* _REQUIRED TASK_: Answer with one number: how many lines have "колеса".

* _THE DATA_:
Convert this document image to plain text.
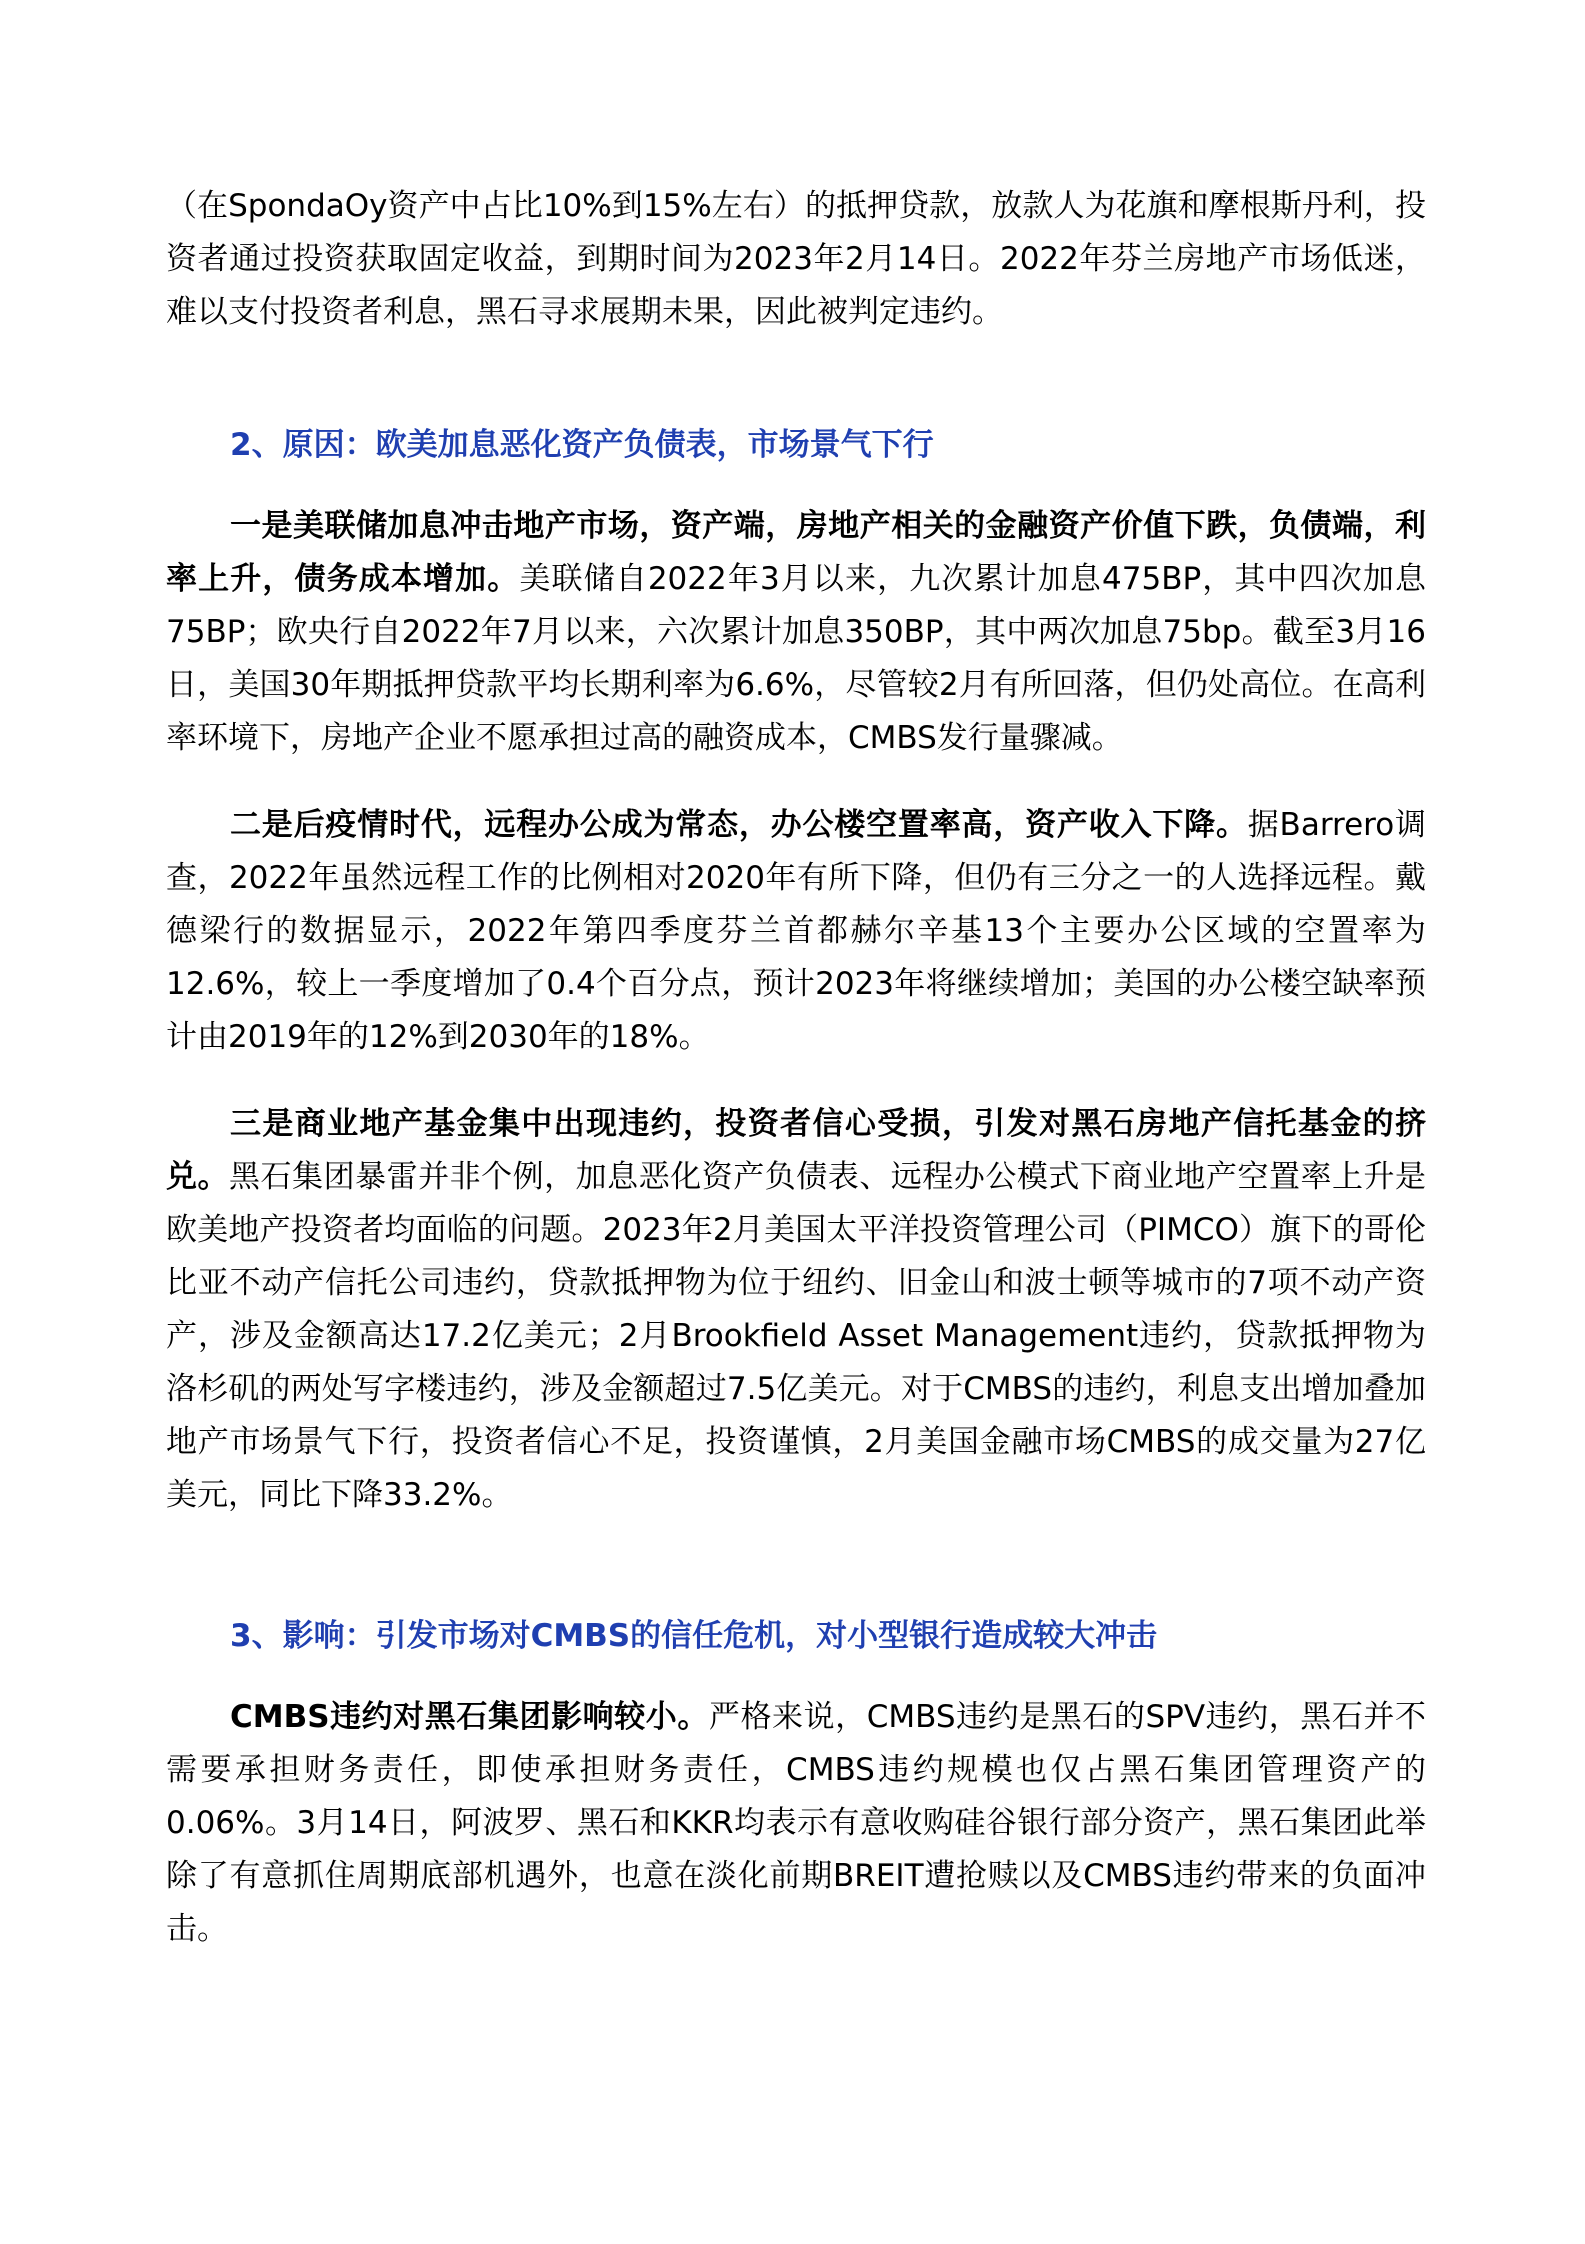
（在SpondaOy资产中占比10%到15%左右）的抵押贷款，放款人为花旗和摩根斯丹利，投资者通过投资获取固定收益，到期时间为2023年2月14日。2022年芬兰房地产市场低迷，难以支付投资者利息，黑石寻求展期未果，因此被判定违约。

2、原因：欧美加息恶化资产负债表，市场景气下行

一是美联储加息冲击地产市场，资产端，房地产相关的金融资产价值下跌，负债端，利率上升，债务成本增加。美联储自2022年3月以来，九次累计加息475BP，其中四次加息75BP；欧央行自2022年7月以来，六次累计加息350BP，其中两次加息75bp。截至3月16日，美国30年期抵押贷款平均长期利率为6.6%，尽管较2月有所回落，但仍处高位。在高利率环境下，房地产企业不愿承担过高的融资成本，CMBS发行量骤减。

二是后疫情时代，远程办公成为常态，办公楼空置率高，资产收入下降。据Barrero调查，2022年虽然远程工作的比例相对2020年有所下降，但仍有三分之一的人选择远程。戴德梁行的数据显示，2022年第四季度芬兰首都赫尔辛基13个主要办公区域的空置率为12.6%，较上一季度增加了0.4个百分点，预计2023年将继续增加；美国的办公楼空缺率预计由2019年的12%到2030年的18%。

三是商业地产基金集中出现违约，投资者信心受损，引发对黑石房地产信托基金的挤兑。黑石集团暴雷并非个例，加息恶化资产负债表、远程办公模式下商业地产空置率上升是欧美地产投资者均面临的问题。2023年2月美国太平洋投资管理公司（PIMCO）旗下的哥伦比亚不动产信托公司违约，贷款抵押物为位于纽约、旧金山和波士顿等城市的7项不动产资产，涉及金额高达17.2亿美元；2月Brookfield Asset Management违约，贷款抵押物为洛杉矶的两处写字楼违约，涉及金额超过7.5亿美元。对于CMBS的违约，利息支出增加叠加地产市场景气下行，投资者信心不足，投资谨慎，2月美国金融市场CMBS的成交量为27亿美元，同比下降33.2%。

3、影响：引发市场对CMBS的信任危机，对小型银行造成较大冲击

CMBS违约对黑石集团影响较小。严格来说，CMBS违约是黑石的SPV违约，黑石并不需要承担财务责任，即使承担财务责任，CMBS违约规模也仅占黑石集团管理资产的0.06%。3月14日，阿波罗、黑石和KKR均表示有意收购硅谷银行部分资产，黑石集团此举除了有意抓住周期底部机遇外，也意在淡化前期BREIT遭抢赎以及CMBS违约带来的负面冲击。
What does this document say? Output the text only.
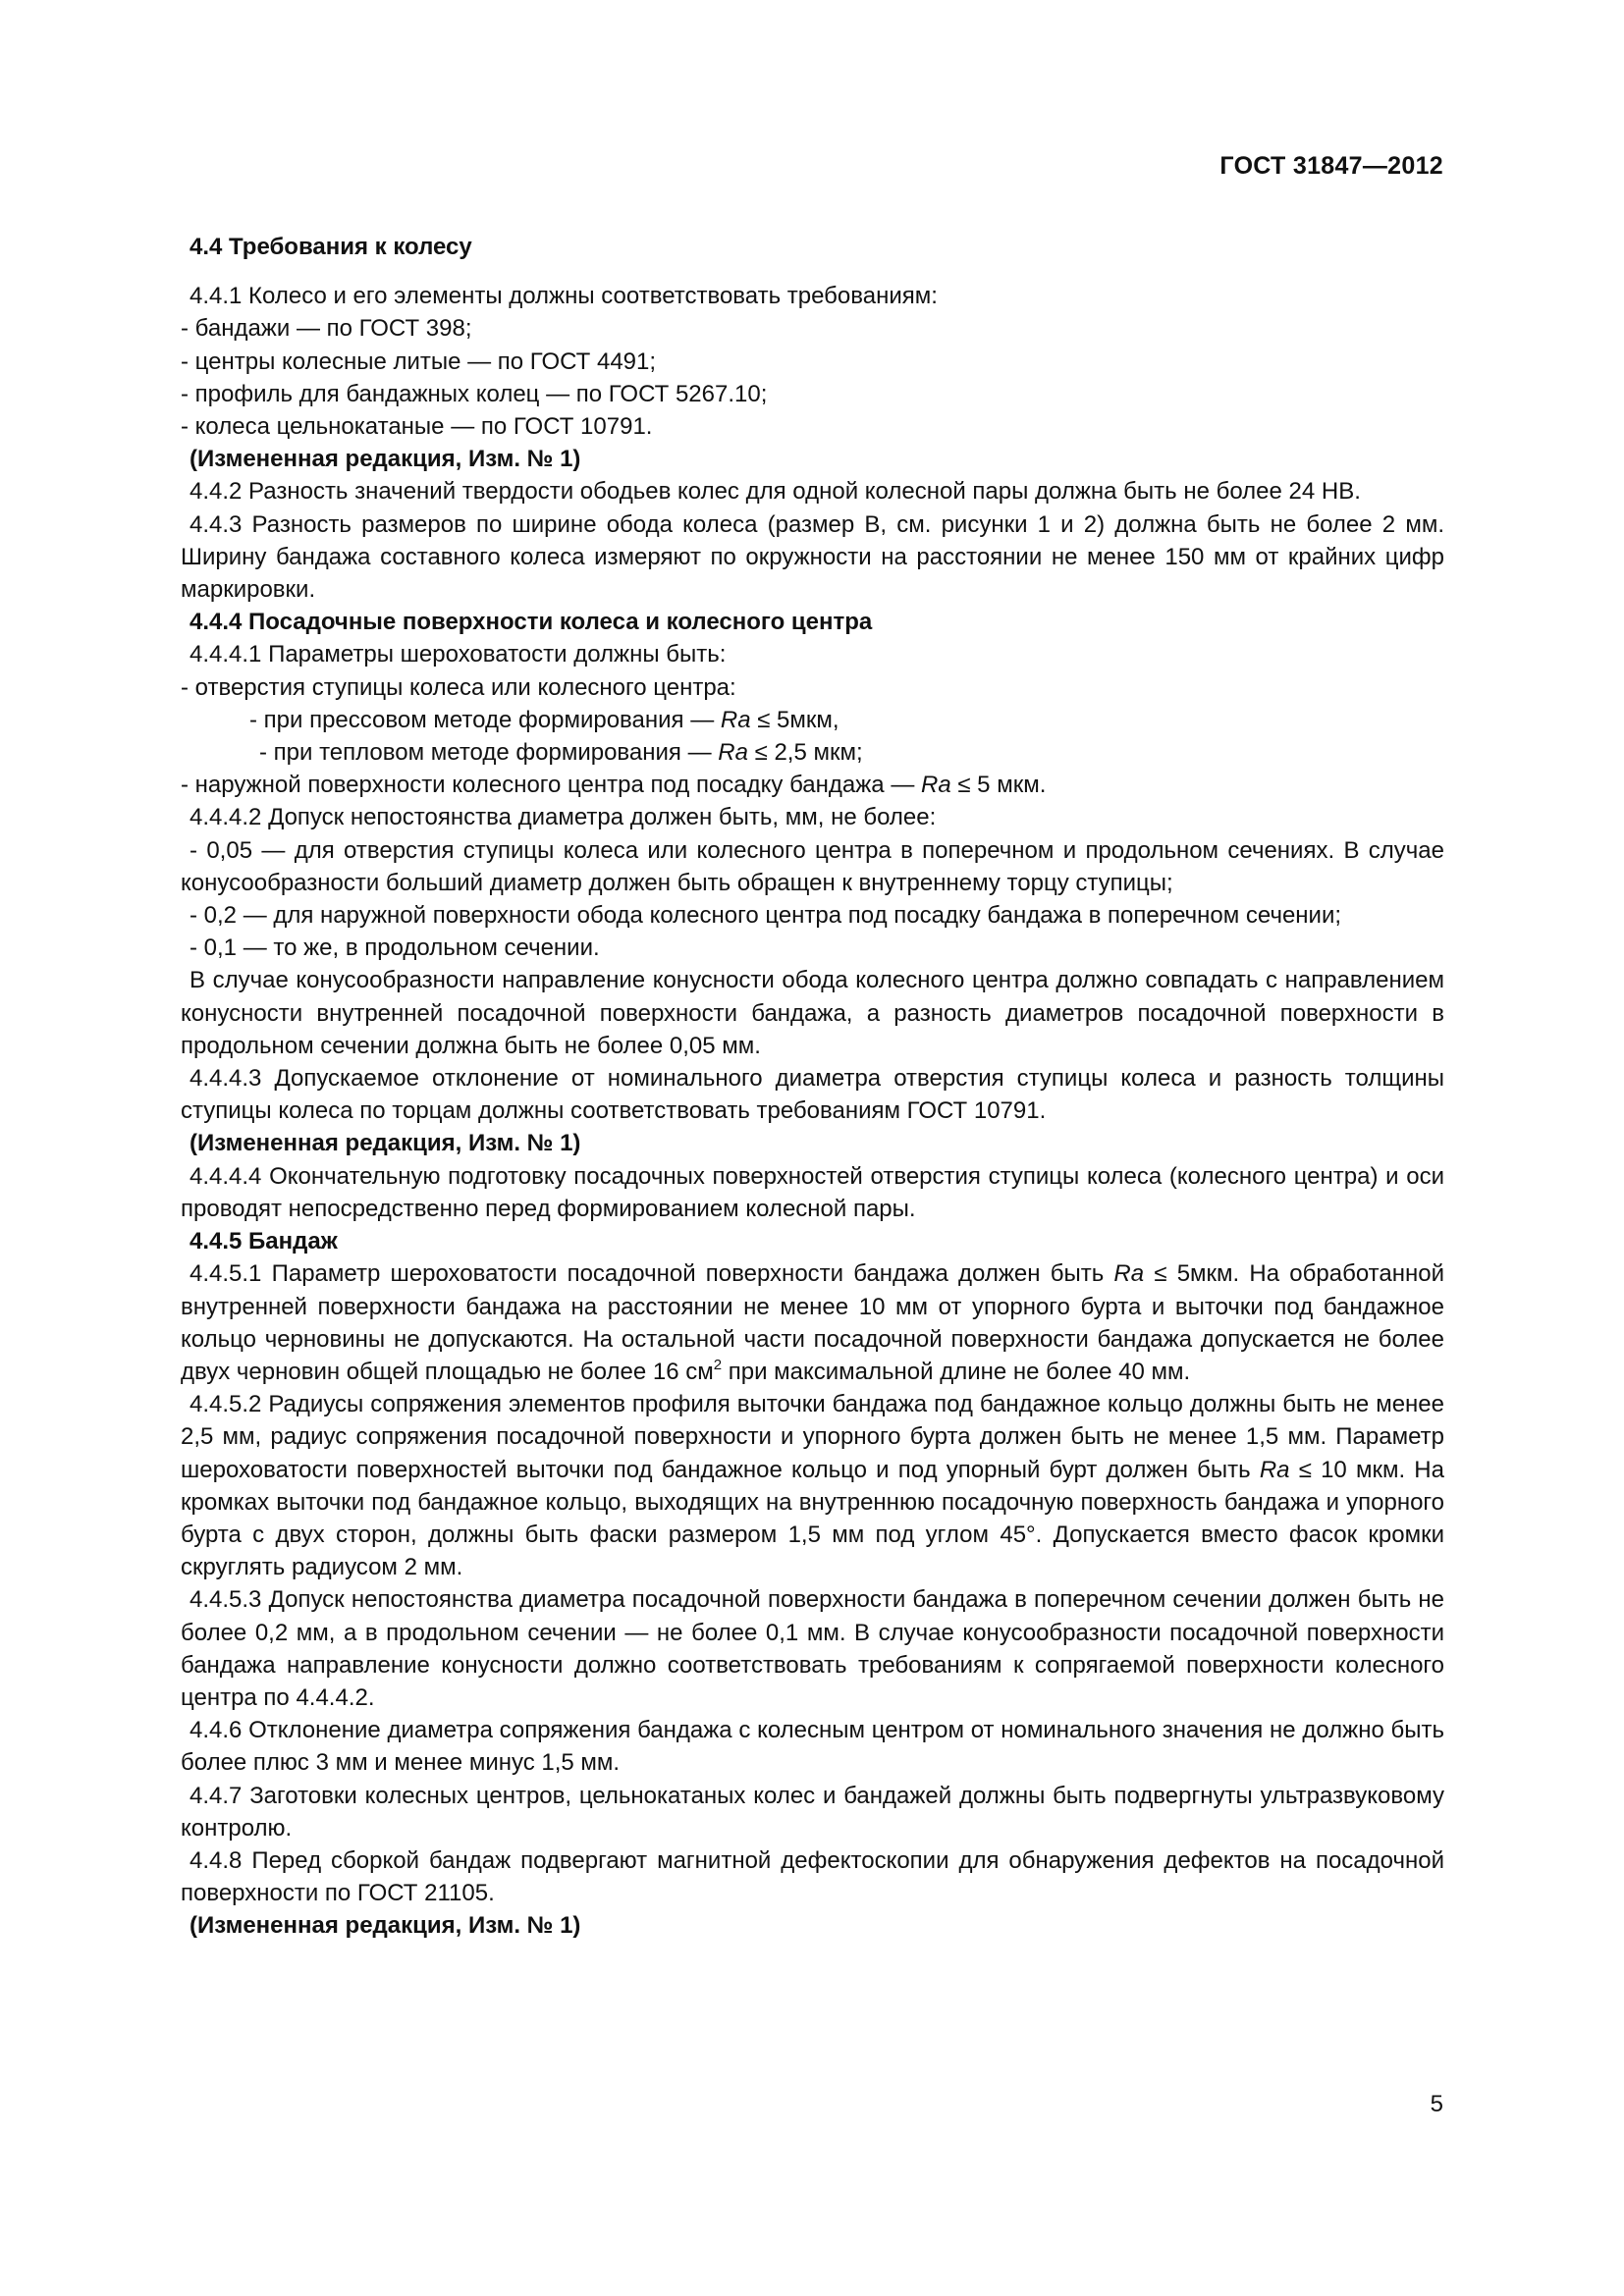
ГОСТ 31847—2012

4.4 Требования к колесу

4.4.1 Колесо и его элементы должны соответствовать требованиям:

- бандажи — по ГОСТ 398;

- центры колесные литые — по ГОСТ 4491;

- профиль для бандажных колец — по ГОСТ 5267.10;

- колеса цельнокатаные — по ГОСТ 10791.

(Измененная редакция, Изм. № 1)

4.4.2 Разность значений твердости ободьев колес для одной колесной пары должна быть не более 24 НВ.

4.4.3 Разность размеров по ширине обода колеса (размер В, см. рисунки 1 и 2) должна быть не более 2 мм. Ширину бандажа составного колеса измеряют по окружности на расстоянии не менее 150 мм от крайних цифр маркировки.

4.4.4 Посадочные поверхности колеса и колесного центра

4.4.4.1 Параметры шероховатости должны быть:

- отверстия ступицы колеса или колесного центра:

- при прессовом методе формирования — Ra ≤ 5мкм,

- при тепловом методе формирования — Ra ≤ 2,5 мкм;

- наружной поверхности колесного центра под посадку бандажа — Ra ≤ 5 мкм.

4.4.4.2 Допуск непостоянства диаметра должен быть, мм, не более:

- 0,05 — для отверстия ступицы колеса или колесного центра в поперечном и продольном сечениях. В случае конусообразности больший диаметр должен быть обращен к внутреннему торцу ступицы;

- 0,2 — для наружной поверхности обода колесного центра под посадку бандажа в поперечном сечении;

- 0,1 — то же, в продольном сечении.

В случае конусообразности направление конусности обода колесного центра должно совпадать с направлением конусности внутренней посадочной поверхности бандажа, а разность диаметров посадочной поверхности в продольном сечении должна быть не более 0,05 мм.

4.4.4.3 Допускаемое отклонение от номинального диаметра отверстия ступицы колеса и разность толщины ступицы колеса по торцам должны соответствовать требованиям ГОСТ 10791.

(Измененная редакция, Изм. № 1)

4.4.4.4 Окончательную подготовку посадочных поверхностей отверстия ступицы колеса (колесного центра) и оси проводят непосредственно перед формированием колесной пары.

4.4.5 Бандаж

4.4.5.1 Параметр шероховатости посадочной поверхности бандажа должен быть Ra ≤ 5мкм. На обработанной внутренней поверхности бандажа на расстоянии не менее 10 мм от упорного бурта и выточки под бандажное кольцо черновины не допускаются. На остальной части посадочной поверхности бандажа допускается не более двух черновин общей площадью не более 16 $см^2$ при максимальной длине не более 40 мм.

4.4.5.2 Радиусы сопряжения элементов профиля выточки бандажа под бандажное кольцо должны быть не менее 2,5 мм, радиус сопряжения посадочной поверхности и упорного бурта должен быть не менее 1,5 мм. Параметр шероховатости поверхностей выточки под бандажное кольцо и под упорный бурт должен быть Ra ≤ 10 мкм. На кромках выточки под бандажное кольцо, выходящих на внутреннюю посадочную поверхность бандажа и упорного бурта с двух сторон, должны быть фаски размером 1,5 мм под углом 45°. Допускается вместо фасок кромки скруглять радиусом 2 мм.

4.4.5.3 Допуск непостоянства диаметра посадочной поверхности бандажа в поперечном сечении должен быть не более 0,2 мм, а в продольном сечении — не более 0,1 мм. В случае конусообразности посадочной поверхности бандажа направление конусности должно соответствовать требованиям к сопрягаемой поверхности колесного центра по 4.4.4.2.

4.4.6 Отклонение диаметра сопряжения бандажа с колесным центром от номинального значения не должно быть более плюс 3 мм и менее минус 1,5 мм.

4.4.7 Заготовки колесных центров, цельнокатаных колес и бандажей должны быть подвергнуты ультразвуковому контролю.

4.4.8 Перед сборкой бандаж подвергают магнитной дефектоскопии для обнаружения дефектов на посадочной поверхности по ГОСТ 21105.

(Измененная редакция, Изм. № 1)

5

* _REPLY_: 7